## begin
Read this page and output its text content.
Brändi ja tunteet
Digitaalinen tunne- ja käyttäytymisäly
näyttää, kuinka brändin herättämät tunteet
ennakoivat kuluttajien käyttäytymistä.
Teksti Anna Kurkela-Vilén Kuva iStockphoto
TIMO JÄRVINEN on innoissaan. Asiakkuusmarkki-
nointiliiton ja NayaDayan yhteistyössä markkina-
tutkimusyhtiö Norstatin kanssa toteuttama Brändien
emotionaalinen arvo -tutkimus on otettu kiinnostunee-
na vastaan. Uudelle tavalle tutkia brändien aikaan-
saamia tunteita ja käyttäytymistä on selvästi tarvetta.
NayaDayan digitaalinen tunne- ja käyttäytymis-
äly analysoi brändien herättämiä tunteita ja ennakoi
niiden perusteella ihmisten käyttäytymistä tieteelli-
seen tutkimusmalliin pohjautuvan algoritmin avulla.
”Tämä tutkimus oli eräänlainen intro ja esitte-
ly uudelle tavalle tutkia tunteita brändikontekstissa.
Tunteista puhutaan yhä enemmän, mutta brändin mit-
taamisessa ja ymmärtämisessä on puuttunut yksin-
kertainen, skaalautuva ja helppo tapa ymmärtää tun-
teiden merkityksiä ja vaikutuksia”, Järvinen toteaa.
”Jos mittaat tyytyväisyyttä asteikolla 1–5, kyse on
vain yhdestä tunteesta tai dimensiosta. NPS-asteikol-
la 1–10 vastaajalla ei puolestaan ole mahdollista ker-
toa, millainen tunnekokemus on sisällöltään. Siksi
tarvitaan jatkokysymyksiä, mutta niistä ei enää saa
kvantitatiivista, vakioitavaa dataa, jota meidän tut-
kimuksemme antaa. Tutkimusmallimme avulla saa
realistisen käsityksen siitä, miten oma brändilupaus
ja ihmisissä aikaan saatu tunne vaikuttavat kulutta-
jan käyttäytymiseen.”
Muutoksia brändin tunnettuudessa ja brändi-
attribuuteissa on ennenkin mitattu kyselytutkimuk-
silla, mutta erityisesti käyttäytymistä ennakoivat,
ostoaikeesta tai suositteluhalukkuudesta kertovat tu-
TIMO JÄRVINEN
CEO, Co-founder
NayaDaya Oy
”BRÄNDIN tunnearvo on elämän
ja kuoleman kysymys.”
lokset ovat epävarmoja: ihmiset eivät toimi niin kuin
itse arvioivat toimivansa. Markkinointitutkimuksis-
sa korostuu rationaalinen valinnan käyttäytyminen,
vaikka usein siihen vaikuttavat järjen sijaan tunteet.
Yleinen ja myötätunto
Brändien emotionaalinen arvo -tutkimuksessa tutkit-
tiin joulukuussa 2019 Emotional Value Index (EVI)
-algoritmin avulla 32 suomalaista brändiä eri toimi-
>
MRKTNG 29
## end
WORK TO BE COMPLETED:
Please set down the whole listing above without altering a single line.

WRITTEN RESPONSE:
Read this page and output its text content.
Brändi ja tunteet
Digitaalinen tunne- ja käyttäytymisäly
näyttää, kuinka brändin herättämät tunteet
ennakoivat kuluttajien käyttäytymistä.
Teksti Anna Kurkela-Vilén Kuva iStockphoto
TIMO JÄRVINEN on innoissaan. Asiakkuusmarkki-
nointiliiton ja NayaDayan yhteistyössä markkina-
tutkimusyhtiö Norstatin kanssa toteuttama Brändien
emotionaalinen arvo -tutkimus on otettu kiinnostunee-
na vastaan. Uudelle tavalle tutkia brändien aikaan-
saamia tunteita ja käyttäytymistä on selvästi tarvetta.
NayaDayan digitaalinen tunne- ja käyttäytymis-
äly analysoi brändien herättämiä tunteita ja ennakoi
niiden perusteella ihmisten käyttäytymistä tieteelli-
seen tutkimusmalliin pohjautuvan algoritmin avulla.
”Tämä tutkimus oli eräänlainen intro ja esitte-
ly uudelle tavalle tutkia tunteita brändikontekstissa.
Tunteista puhutaan yhä enemmän, mutta brändin mit-
taamisessa ja ymmärtämisessä on puuttunut yksin-
kertainen, skaalautuva ja helppo tapa ymmärtää tun-
teiden merkityksiä ja vaikutuksia”, Järvinen toteaa.
”Jos mittaat tyytyväisyyttä asteikolla 1–5, kyse on
vain yhdestä tunteesta tai dimensiosta. NPS-asteikol-
la 1–10 vastaajalla ei puolestaan ole mahdollista ker-
toa, millainen tunnekokemus on sisällöltään. Siksi
tarvitaan jatkokysymyksiä, mutta niistä ei enää saa
kvantitatiivista, vakioitavaa dataa, jota meidän tut-
kimuksemme antaa. Tutkimusmallimme avulla saa
realistisen käsityksen siitä, miten oma brändilupaus
ja ihmisissä aikaan saatu tunne vaikuttavat kulutta-
jan käyttäytymiseen.”
Muutoksia brändin tunnettuudessa ja brändi-
attribuuteissa on ennenkin mitattu kyselytutkimuk-
silla, mutta erityisesti käyttäytymistä ennakoivat,
ostoaikeesta tai suositteluhalukkuudesta kertovat tu-
TIMO JÄRVINEN
CEO, Co-founder
NayaDaya Oy
”BRÄNDIN tunnearvo on elämän
ja kuoleman kysymys.”
lokset ovat epävarmoja: ihmiset eivät toimi niin kuin
itse arvioivat toimivansa. Markkinointitutkimuksis-
sa korostuu rationaalinen valinnan käyttäytyminen,
vaikka usein siihen vaikuttavat järjen sijaan tunteet.
Yleinen ja myötätunto
Brändien emotionaalinen arvo -tutkimuksessa tutkit-
tiin joulukuussa 2019 Emotional Value Index (EVI)
-algoritmin avulla 32 suomalaista brändiä eri toimi-
>
MRKTNG 29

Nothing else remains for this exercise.